### Work instructions
Make a tally of the lines in the records that include the string "this", and give only that number.

### Records supplied

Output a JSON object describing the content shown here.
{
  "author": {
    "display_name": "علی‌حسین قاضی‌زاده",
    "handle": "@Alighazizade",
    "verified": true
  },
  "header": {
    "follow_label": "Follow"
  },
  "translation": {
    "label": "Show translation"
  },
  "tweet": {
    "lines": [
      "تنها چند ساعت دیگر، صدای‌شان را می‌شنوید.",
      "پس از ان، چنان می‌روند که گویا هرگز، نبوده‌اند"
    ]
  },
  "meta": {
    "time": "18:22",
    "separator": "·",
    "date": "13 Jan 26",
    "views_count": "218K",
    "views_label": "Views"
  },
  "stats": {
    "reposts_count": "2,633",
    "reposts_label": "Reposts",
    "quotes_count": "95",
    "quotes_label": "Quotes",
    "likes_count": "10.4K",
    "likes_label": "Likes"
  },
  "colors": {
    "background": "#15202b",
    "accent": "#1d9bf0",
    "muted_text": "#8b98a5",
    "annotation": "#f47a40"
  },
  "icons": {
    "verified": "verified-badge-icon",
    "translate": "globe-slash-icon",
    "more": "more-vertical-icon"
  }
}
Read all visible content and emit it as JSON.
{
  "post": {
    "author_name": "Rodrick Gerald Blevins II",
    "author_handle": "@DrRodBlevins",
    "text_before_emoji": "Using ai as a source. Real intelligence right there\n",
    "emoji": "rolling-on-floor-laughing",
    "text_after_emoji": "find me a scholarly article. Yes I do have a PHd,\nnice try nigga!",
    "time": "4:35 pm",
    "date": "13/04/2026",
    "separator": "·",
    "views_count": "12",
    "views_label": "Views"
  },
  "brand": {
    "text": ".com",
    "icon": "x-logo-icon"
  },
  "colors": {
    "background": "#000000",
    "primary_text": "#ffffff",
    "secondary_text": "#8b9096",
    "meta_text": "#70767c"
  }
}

* * *

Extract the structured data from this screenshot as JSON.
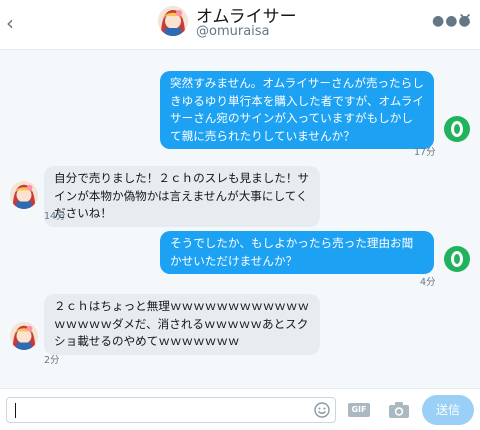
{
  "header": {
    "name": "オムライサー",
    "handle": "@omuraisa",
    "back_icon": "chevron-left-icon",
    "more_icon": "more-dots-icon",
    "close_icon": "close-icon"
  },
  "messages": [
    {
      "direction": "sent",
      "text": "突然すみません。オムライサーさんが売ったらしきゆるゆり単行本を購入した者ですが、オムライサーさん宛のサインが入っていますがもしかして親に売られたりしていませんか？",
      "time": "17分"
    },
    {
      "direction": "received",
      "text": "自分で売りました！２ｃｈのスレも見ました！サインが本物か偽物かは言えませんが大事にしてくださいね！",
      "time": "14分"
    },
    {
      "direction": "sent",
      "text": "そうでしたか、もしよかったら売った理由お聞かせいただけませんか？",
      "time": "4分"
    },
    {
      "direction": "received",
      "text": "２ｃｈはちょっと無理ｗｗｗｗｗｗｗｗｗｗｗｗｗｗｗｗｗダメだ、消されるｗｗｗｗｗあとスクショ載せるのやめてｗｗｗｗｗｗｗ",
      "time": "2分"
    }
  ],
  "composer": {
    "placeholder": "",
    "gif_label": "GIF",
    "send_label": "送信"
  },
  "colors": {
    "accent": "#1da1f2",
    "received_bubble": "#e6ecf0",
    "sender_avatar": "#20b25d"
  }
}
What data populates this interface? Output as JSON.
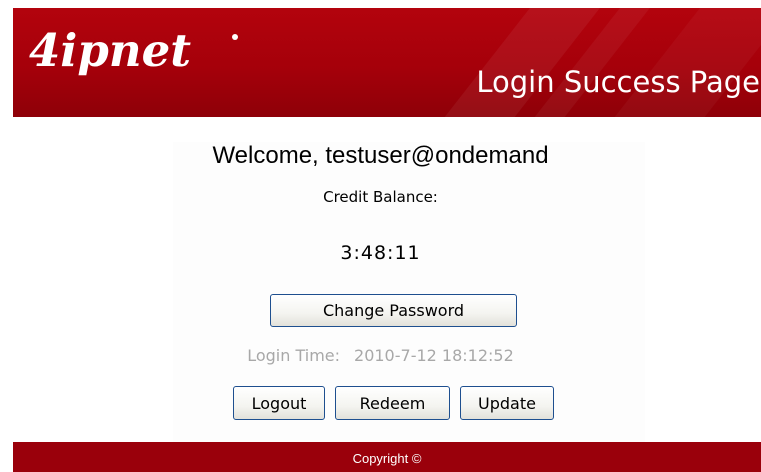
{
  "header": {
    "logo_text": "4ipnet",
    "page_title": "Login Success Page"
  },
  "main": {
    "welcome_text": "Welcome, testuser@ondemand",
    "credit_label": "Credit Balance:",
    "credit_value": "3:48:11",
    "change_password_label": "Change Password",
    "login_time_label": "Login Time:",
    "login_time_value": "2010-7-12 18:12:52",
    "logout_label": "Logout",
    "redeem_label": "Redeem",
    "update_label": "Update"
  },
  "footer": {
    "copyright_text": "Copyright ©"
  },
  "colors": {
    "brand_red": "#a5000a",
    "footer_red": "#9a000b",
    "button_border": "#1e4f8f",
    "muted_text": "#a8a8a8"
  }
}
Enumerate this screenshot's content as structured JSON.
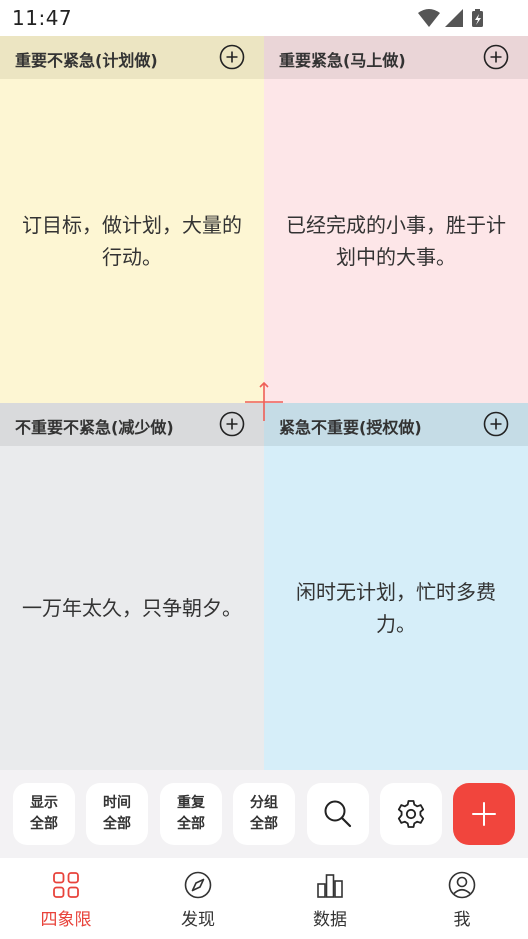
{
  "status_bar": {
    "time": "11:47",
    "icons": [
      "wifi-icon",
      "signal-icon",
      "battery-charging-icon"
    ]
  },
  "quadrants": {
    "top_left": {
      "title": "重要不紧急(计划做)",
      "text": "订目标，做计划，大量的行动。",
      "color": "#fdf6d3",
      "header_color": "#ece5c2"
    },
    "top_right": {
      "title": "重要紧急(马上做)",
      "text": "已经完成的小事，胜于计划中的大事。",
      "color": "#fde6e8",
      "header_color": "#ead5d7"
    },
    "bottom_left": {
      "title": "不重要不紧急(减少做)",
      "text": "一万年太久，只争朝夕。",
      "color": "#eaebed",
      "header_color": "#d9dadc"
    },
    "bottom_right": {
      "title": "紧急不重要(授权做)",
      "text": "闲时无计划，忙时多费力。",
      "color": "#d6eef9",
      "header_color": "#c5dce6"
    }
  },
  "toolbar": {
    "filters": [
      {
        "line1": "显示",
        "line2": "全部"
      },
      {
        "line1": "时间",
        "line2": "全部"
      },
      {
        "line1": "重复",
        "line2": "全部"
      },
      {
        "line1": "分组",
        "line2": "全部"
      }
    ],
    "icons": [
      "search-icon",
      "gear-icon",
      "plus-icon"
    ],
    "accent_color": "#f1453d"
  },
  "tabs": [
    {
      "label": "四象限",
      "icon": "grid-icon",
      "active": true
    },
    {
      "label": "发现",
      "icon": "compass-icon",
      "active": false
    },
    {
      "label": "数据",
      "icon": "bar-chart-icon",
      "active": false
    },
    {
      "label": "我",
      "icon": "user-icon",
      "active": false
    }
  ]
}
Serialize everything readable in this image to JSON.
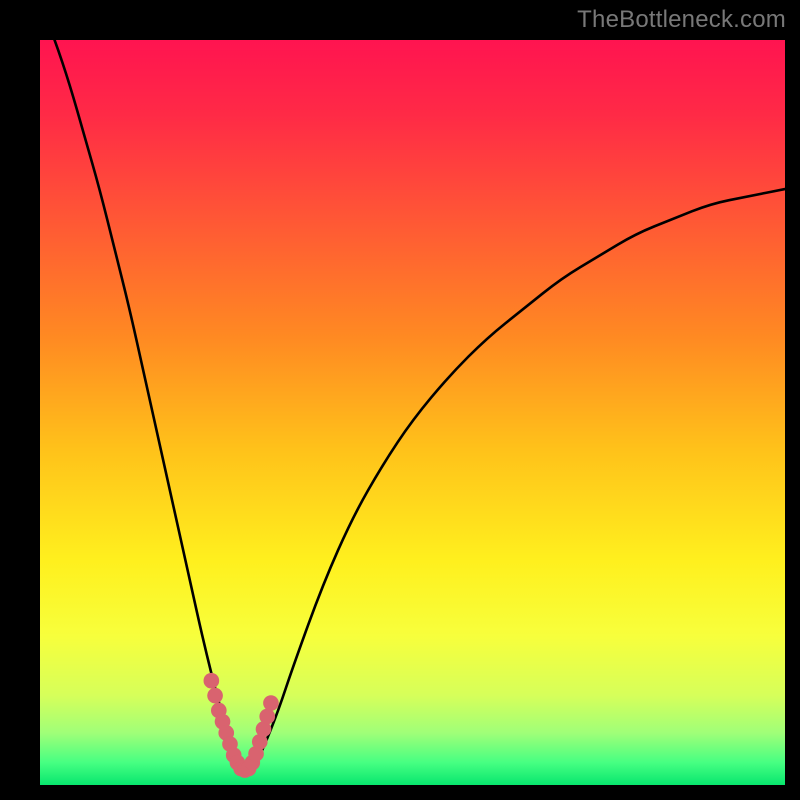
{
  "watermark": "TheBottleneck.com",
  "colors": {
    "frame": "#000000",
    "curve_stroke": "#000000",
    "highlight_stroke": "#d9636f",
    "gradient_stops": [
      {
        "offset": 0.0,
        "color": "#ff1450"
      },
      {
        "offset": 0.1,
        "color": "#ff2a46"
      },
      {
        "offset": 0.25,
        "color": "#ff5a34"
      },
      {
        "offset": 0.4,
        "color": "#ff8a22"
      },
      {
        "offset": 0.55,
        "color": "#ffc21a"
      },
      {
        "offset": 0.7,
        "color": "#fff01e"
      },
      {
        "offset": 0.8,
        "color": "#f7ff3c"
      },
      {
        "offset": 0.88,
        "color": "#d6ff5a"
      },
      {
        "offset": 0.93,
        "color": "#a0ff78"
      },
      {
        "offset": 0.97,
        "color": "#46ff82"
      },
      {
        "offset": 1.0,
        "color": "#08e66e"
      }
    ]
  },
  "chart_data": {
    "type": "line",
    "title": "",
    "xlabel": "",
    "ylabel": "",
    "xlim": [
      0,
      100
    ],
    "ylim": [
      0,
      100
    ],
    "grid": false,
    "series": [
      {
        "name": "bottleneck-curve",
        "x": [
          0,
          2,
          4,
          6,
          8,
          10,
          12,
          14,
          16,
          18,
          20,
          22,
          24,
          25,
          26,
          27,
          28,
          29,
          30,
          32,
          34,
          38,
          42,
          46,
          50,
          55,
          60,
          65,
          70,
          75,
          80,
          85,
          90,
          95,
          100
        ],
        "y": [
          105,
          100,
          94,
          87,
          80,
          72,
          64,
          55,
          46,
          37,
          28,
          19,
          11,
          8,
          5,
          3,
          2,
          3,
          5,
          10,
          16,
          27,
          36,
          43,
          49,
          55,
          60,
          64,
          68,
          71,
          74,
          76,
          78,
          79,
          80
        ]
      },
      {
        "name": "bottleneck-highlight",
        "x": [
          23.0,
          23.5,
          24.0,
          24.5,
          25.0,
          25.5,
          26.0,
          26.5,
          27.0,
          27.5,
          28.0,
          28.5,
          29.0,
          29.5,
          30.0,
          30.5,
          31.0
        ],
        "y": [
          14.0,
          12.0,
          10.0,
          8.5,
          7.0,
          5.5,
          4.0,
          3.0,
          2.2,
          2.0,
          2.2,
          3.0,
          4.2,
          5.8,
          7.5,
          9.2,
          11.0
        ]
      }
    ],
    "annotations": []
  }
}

--

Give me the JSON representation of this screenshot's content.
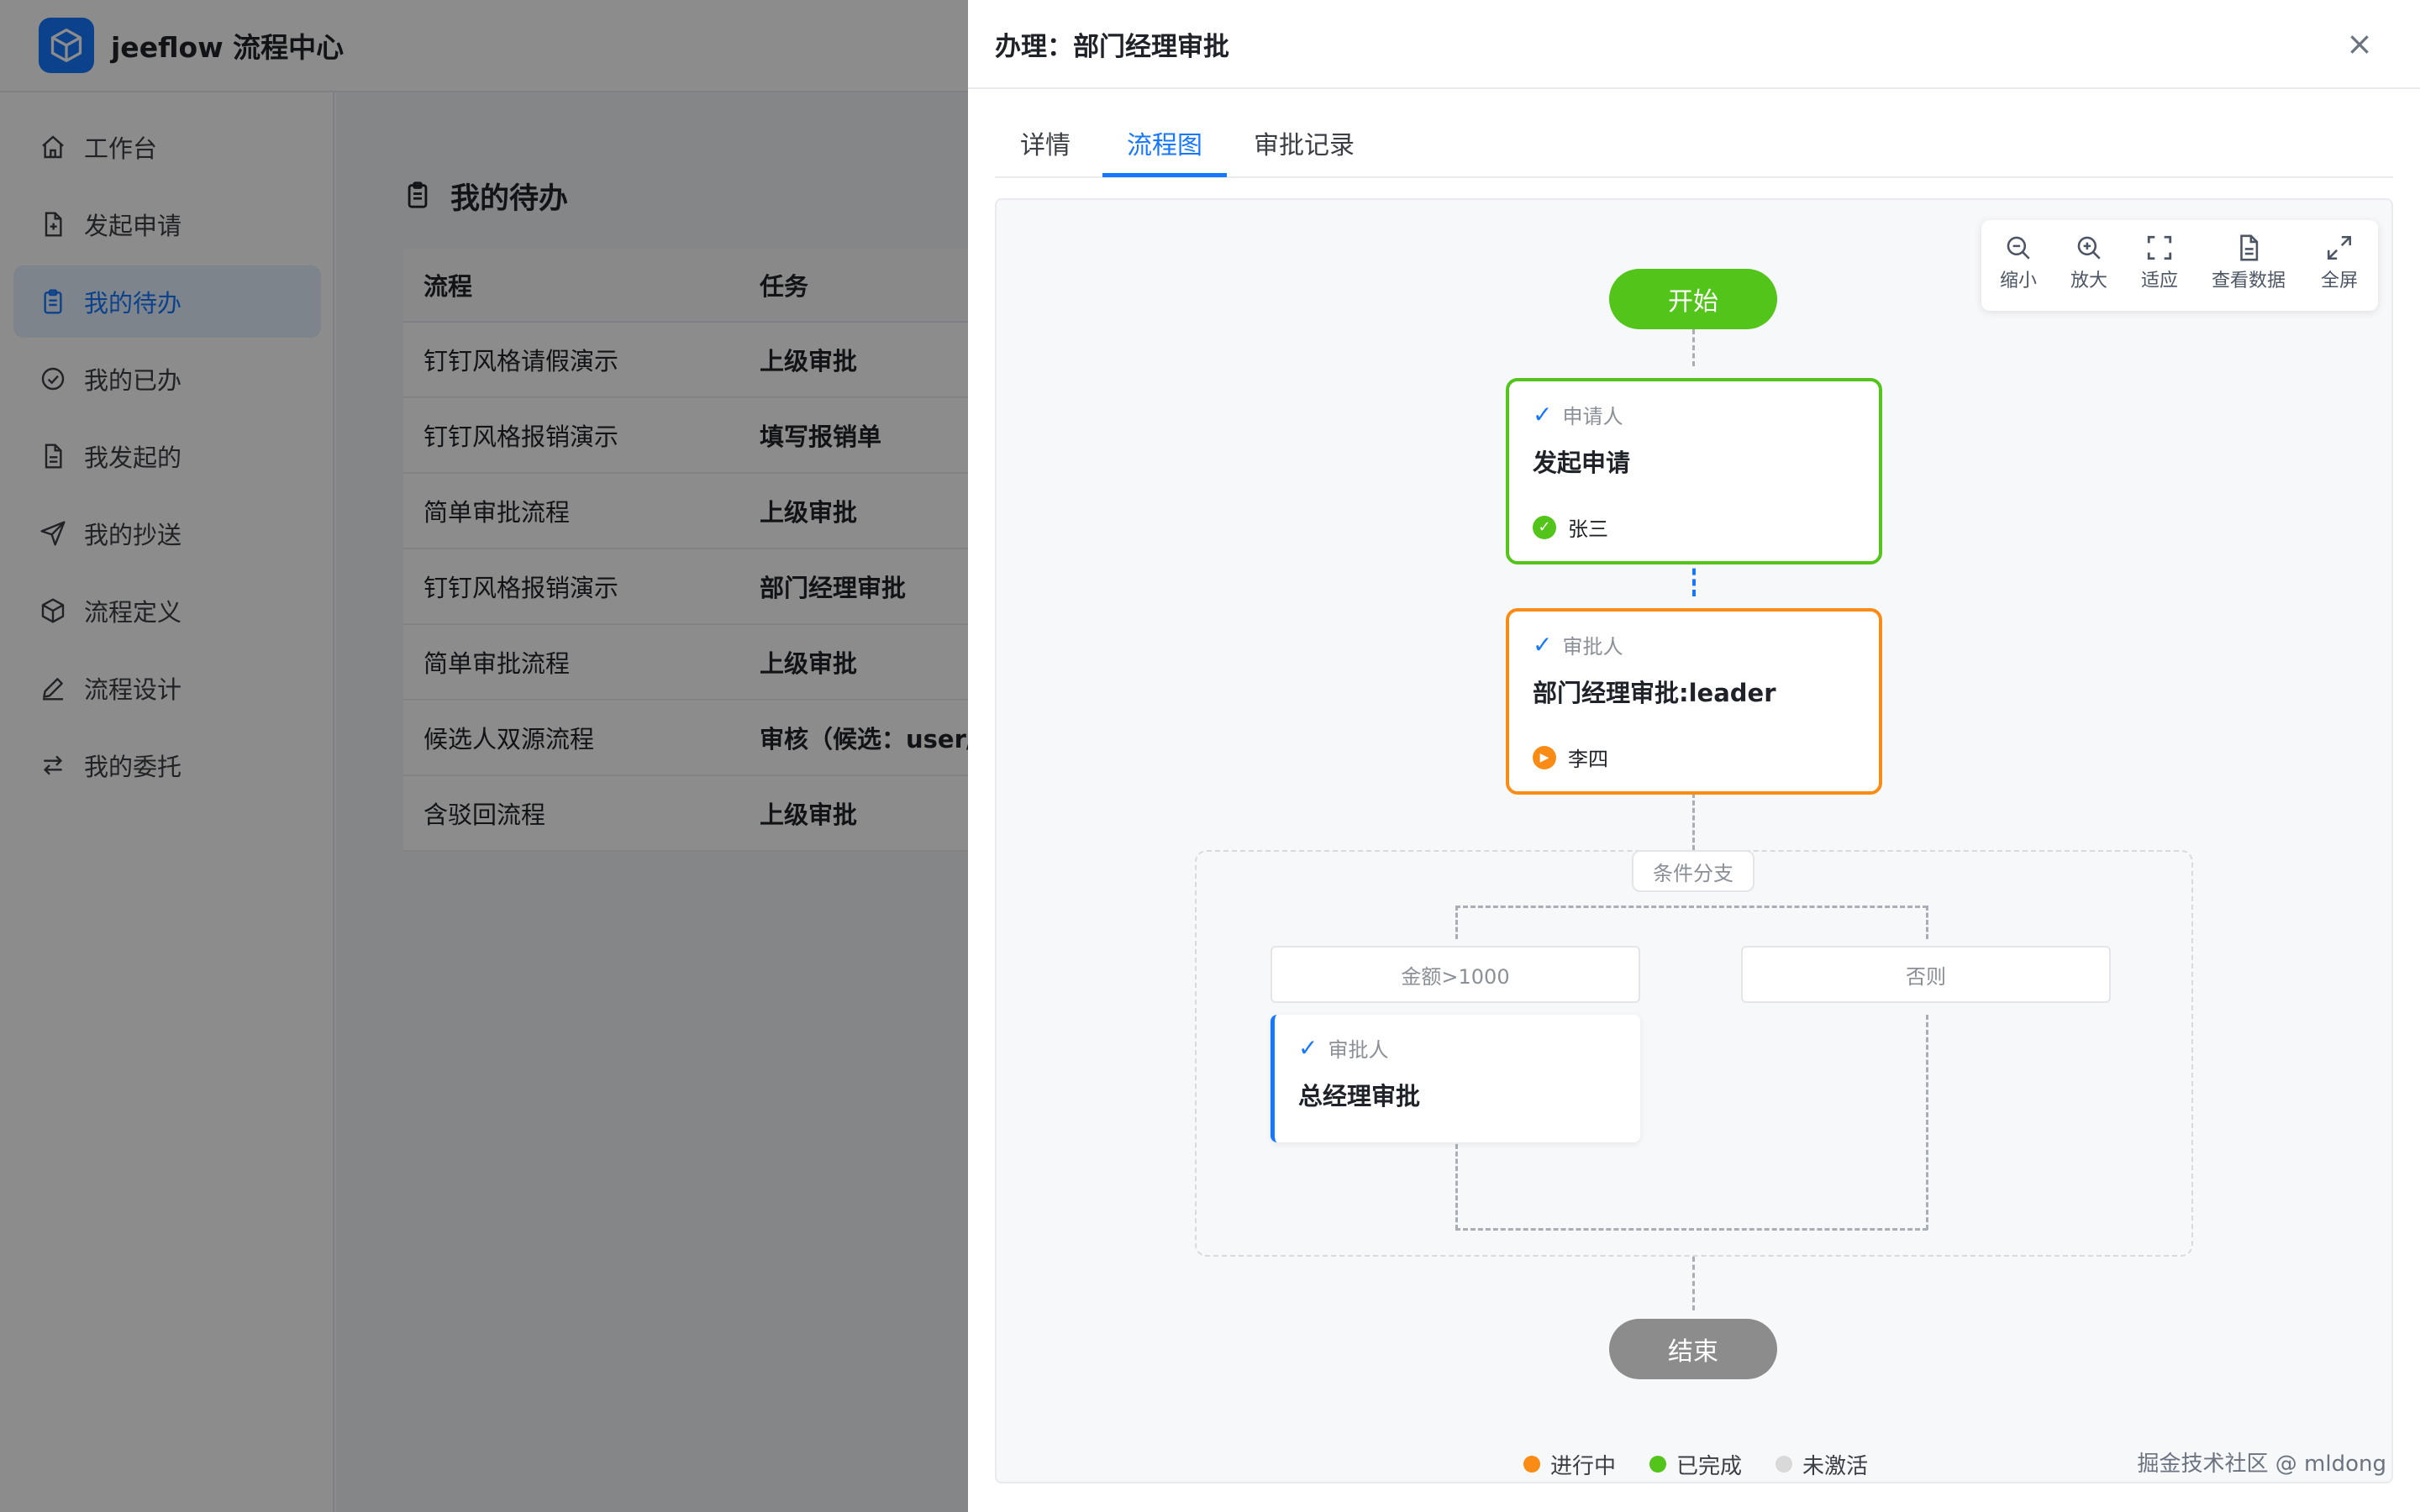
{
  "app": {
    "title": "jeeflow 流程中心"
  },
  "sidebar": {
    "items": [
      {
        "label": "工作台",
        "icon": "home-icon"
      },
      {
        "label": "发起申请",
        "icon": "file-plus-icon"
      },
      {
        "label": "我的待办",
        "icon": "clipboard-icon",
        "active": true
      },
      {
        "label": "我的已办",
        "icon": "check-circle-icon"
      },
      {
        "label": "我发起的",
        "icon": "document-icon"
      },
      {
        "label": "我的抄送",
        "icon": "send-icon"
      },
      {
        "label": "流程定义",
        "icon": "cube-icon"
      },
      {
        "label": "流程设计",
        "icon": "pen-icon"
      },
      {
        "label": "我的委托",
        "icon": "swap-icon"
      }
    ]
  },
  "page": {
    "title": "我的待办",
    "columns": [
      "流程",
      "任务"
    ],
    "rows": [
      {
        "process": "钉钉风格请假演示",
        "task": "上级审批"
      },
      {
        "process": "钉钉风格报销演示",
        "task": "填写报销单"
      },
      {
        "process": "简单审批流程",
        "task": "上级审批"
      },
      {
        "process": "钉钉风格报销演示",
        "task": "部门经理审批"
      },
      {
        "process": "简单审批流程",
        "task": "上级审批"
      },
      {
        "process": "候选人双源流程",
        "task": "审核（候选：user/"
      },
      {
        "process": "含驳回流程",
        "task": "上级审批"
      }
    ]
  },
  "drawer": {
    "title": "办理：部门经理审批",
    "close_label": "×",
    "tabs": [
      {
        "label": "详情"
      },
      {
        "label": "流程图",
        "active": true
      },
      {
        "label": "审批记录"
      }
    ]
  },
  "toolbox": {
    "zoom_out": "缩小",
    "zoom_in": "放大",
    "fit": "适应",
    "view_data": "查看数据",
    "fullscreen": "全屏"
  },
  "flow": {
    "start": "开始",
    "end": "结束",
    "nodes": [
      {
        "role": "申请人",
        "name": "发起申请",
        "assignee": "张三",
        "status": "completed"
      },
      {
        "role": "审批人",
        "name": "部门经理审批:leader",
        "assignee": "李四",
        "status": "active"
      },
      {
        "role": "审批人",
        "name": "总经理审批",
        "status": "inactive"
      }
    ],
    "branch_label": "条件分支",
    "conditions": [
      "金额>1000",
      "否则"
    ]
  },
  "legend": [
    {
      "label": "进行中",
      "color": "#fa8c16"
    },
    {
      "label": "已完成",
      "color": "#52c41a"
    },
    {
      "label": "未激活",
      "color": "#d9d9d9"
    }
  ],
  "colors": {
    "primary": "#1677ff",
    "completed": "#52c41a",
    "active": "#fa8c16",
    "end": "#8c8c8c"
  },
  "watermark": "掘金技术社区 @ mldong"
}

### Response
5